### WRITTEN EXERCISE
Starting with the line that contains "10, 546, 29]" and going on through the line that contains "lesson-tools-title-text: 수업 콘텐츠", render the records as a numbered list, leaving out any blank lines.

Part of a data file
+++
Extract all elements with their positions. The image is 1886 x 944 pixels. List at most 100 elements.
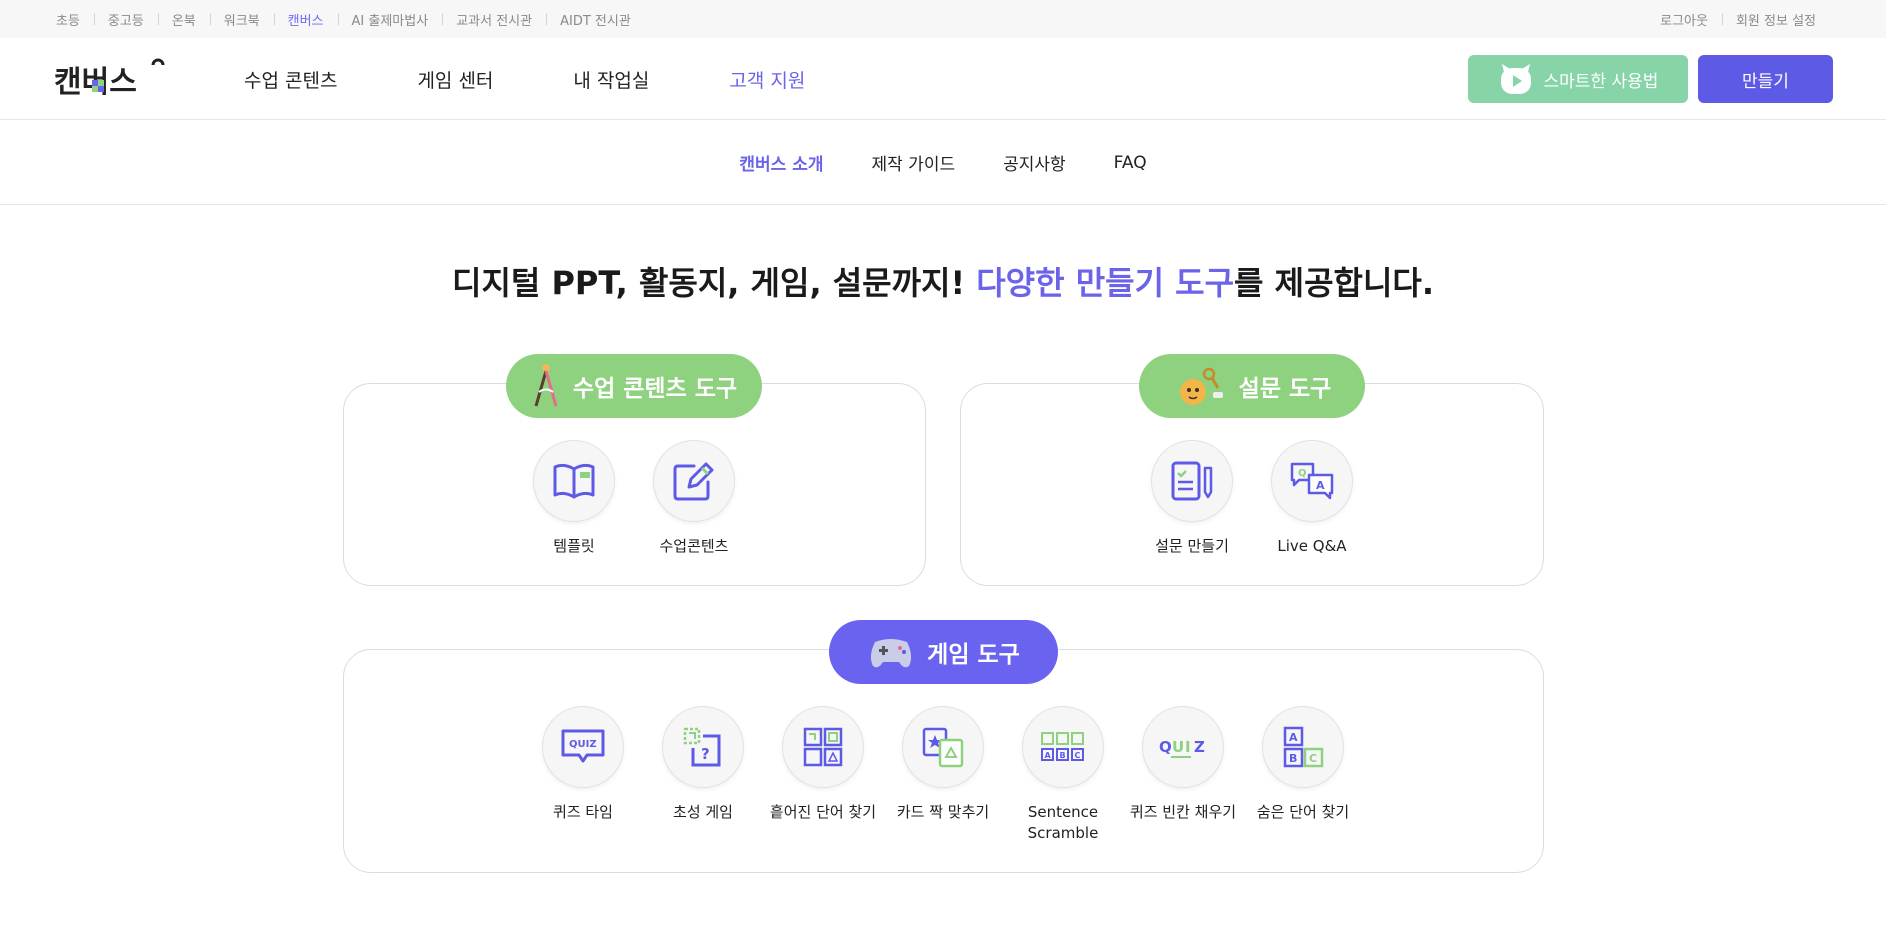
util-link-textbook-gallery[interactable]: 교과서 전시관: [442, 10, 546, 29]
smart-guide-label: 스마트한 사용법: [1543, 71, 1659, 92]
tool-quiz-fill-blank[interactable]: Q U I Z 퀴즈 빈칸 채우기: [1123, 706, 1243, 823]
tool-quiz-fill-blank-circle: Q U I Z: [1142, 706, 1224, 788]
survey-tools-title-text: 설문 도구: [1238, 376, 1332, 402]
lesson-tools-title-text: 수업 콘텐츠 도구: [572, 376, 738, 402]
qna-bubbles-icon: Q A: [1290, 462, 1334, 500]
game-tools-title-text: 게임 도구: [927, 642, 1020, 668]
utility-nav-right: 로그아웃 회원 정보 설정: [1660, 0, 1830, 38]
svg-text:I: I: [1185, 738, 1191, 756]
nav-lesson-content[interactable]: 수업 콘텐츠: [244, 66, 337, 93]
tool-lesson-content[interactable]: 수업콘텐츠: [634, 440, 754, 557]
global-nav: 수업 콘텐츠 게임 센터 내 작업실 고객 지원: [244, 38, 885, 120]
consonant-question-icon: ?: [683, 727, 721, 767]
util-link-canvas[interactable]: 캔버스: [273, 10, 338, 29]
tool-quiz-time-circle: QUIZ: [542, 706, 624, 788]
tool-hidden-words[interactable]: A B C 숨은 단어 찾기: [1243, 706, 1363, 823]
util-link-onbook[interactable]: 온북: [157, 10, 210, 29]
tool-quiz-fill-blank-label: 퀴즈 빈칸 채우기: [1129, 803, 1237, 821]
tool-hidden-words-circle: A B C: [1262, 706, 1344, 788]
svg-text:A: A: [1316, 479, 1325, 492]
util-link-middle-high[interactable]: 중고등: [93, 10, 158, 29]
util-link-workbook[interactable]: 워크북: [209, 10, 274, 29]
survey-form-icon: [1171, 461, 1213, 501]
tool-create-survey-label: 설문 만들기: [1155, 537, 1229, 555]
matching-cards-icon: [922, 727, 964, 768]
svg-text:C: C: [1309, 752, 1317, 765]
tool-initial-consonant-label: 초성 게임: [673, 803, 733, 821]
utility-nav-left: 초등 중고등 온북 워크북 캔버스 AI 출제마법사 교과서 전시관 AIDT …: [56, 0, 645, 38]
magnifier-mascot-icon: [1179, 367, 1223, 405]
tool-initial-consonant-game[interactable]: ? 초성 게임: [643, 706, 763, 823]
account-settings-link[interactable]: 회원 정보 설정: [1721, 10, 1830, 29]
main-header: 캔버스 수업 콘텐츠 게임 센터 내 작업실 고객 지원 스마트한 사용법 만들…: [0, 38, 1886, 120]
tool-hidden-words-label: 숨은 단어 찾기: [1256, 803, 1350, 821]
svg-text:U: U: [1172, 738, 1184, 756]
quiz-bubble-icon: QUIZ: [561, 729, 605, 763]
tool-quiz-time-label: 퀴즈 타임: [553, 803, 613, 821]
utility-bar: 초등 중고등 온북 워크북 캔버스 AI 출제마법사 교과서 전시관 AIDT …: [0, 0, 1886, 38]
tool-live-qna[interactable]: Q A Live Q&A: [1252, 440, 1372, 557]
smart-guide-button[interactable]: 스마트한 사용법: [1468, 55, 1688, 103]
svg-text:Q: Q: [1159, 738, 1172, 756]
tool-sentence-scramble-label: Sentence Scramble: [1027, 803, 1099, 842]
tool-create-survey[interactable]: 설문 만들기: [1132, 440, 1252, 557]
tool-template[interactable]: 템플릿: [514, 440, 634, 557]
subnav-canvas-intro[interactable]: 캔버스 소개: [739, 150, 823, 175]
subnav-notices[interactable]: 공지사항: [1003, 150, 1066, 175]
canvas-logo[interactable]: 캔버스: [54, 56, 166, 100]
subnav-creation-guide[interactable]: 제작 가이드: [872, 150, 956, 175]
game-tools-title: 게임 도구: [829, 620, 1058, 684]
play-mascot-icon: [1500, 64, 1531, 94]
tool-live-qna-circle: Q A: [1271, 440, 1353, 522]
tool-scattered-words-label: 흩어진 단어 찾기: [769, 803, 877, 821]
tool-lesson-content-circle: [653, 440, 735, 522]
tool-card-matching-label: 카드 짝 맞추기: [896, 803, 990, 821]
headline-prefix: 디지털 PPT, 활동지, 게임, 설문까지!: [452, 264, 977, 302]
page-headline: 디지털 PPT, 활동지, 게임, 설문까지! 다양한 만들기 도구를 제공합니…: [0, 258, 1886, 304]
util-link-aidt-gallery[interactable]: AIDT 전시관: [546, 10, 645, 29]
scramble-blocks-icon: A B C: [1041, 732, 1084, 761]
word-grid-icon: [803, 727, 843, 767]
tool-template-circle: [533, 440, 615, 522]
svg-text:B: B: [1289, 752, 1297, 765]
tool-card-matching-circle: [902, 706, 984, 788]
tool-template-label: 템플릿: [553, 537, 595, 555]
tool-create-survey-circle: [1151, 440, 1233, 522]
canvas-logo-mark: 캔버스: [54, 58, 165, 100]
logout-link[interactable]: 로그아웃: [1660, 10, 1722, 29]
util-link-ai-question-maker[interactable]: AI 출제마법사: [337, 10, 443, 29]
edit-pencil-icon: [673, 462, 714, 501]
quiz-blank-icon: Q U I Z: [1159, 738, 1205, 758]
tool-quiz-time[interactable]: QUIZ 퀴즈 타임: [523, 706, 643, 823]
tool-card-matching[interactable]: 카드 짝 맞추기: [883, 706, 1003, 823]
util-link-elementary[interactable]: 초등: [56, 10, 94, 29]
svg-text:Z: Z: [1194, 738, 1205, 756]
sub-nav: 캔버스 소개 제작 가이드 공지사항 FAQ: [0, 121, 1886, 205]
headline-highlight: 다양한 만들기 도구: [976, 264, 1235, 302]
compass-icon: [534, 364, 558, 407]
svg-text:A: A: [1289, 731, 1298, 744]
svg-text:QUIZ: QUIZ: [569, 739, 597, 750]
svg-text:C: C: [1075, 751, 1081, 760]
subnav-faq[interactable]: FAQ: [1114, 153, 1147, 173]
tool-initial-consonant-circle: ?: [662, 706, 744, 788]
hidden-letters-icon: A B C: [1283, 726, 1324, 768]
tool-scattered-words[interactable]: 흩어진 단어 찾기: [763, 706, 883, 823]
game-controller-icon: [871, 639, 912, 668]
headline-suffix: 를 제공합니다.: [1234, 264, 1434, 302]
create-button[interactable]: 만들기: [1698, 55, 1833, 103]
nav-my-workspace[interactable]: 내 작업실: [573, 66, 649, 93]
svg-text:A: A: [1045, 751, 1052, 760]
svg-text:Q: Q: [1298, 468, 1307, 479]
nav-game-center[interactable]: 게임 센터: [417, 66, 493, 93]
tool-live-qna-label: Live Q&A: [1277, 537, 1347, 555]
tool-scattered-words-circle: [782, 706, 864, 788]
svg-text:?: ?: [701, 745, 710, 763]
book-icon: [553, 463, 595, 499]
nav-customer-support[interactable]: 고객 지원: [729, 66, 805, 93]
survey-tools-title: 설문 도구: [1139, 354, 1365, 418]
tool-sentence-scramble[interactable]: A B C Sentence Scramble: [1003, 706, 1123, 844]
tool-sentence-scramble-circle: A B C: [1022, 706, 1104, 788]
svg-text:B: B: [1060, 751, 1066, 760]
lesson-tools-title: 수업 콘텐츠 도구: [506, 354, 762, 418]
+++
### TASK RESULT
1. util-link-textbook-gallery[interactable]: 교과서 전시관: [442, 10, 546, 29]
2. smart-guide-label: 스마트한 사용법: [1543, 71, 1659, 92]
3. tool-quiz-fill-blank[interactable]: Q U I Z 퀴즈 빈칸 채우기: [1123, 706, 1243, 823]
4. tool-quiz-fill-blank-circle: Q U I Z: [1142, 706, 1224, 788]
5. survey-tools-title-text: 설문 도구: [1238, 376, 1332, 402]
6. lesson-tools-title-text: 수업 콘텐츠 도구: [572, 376, 738, 402]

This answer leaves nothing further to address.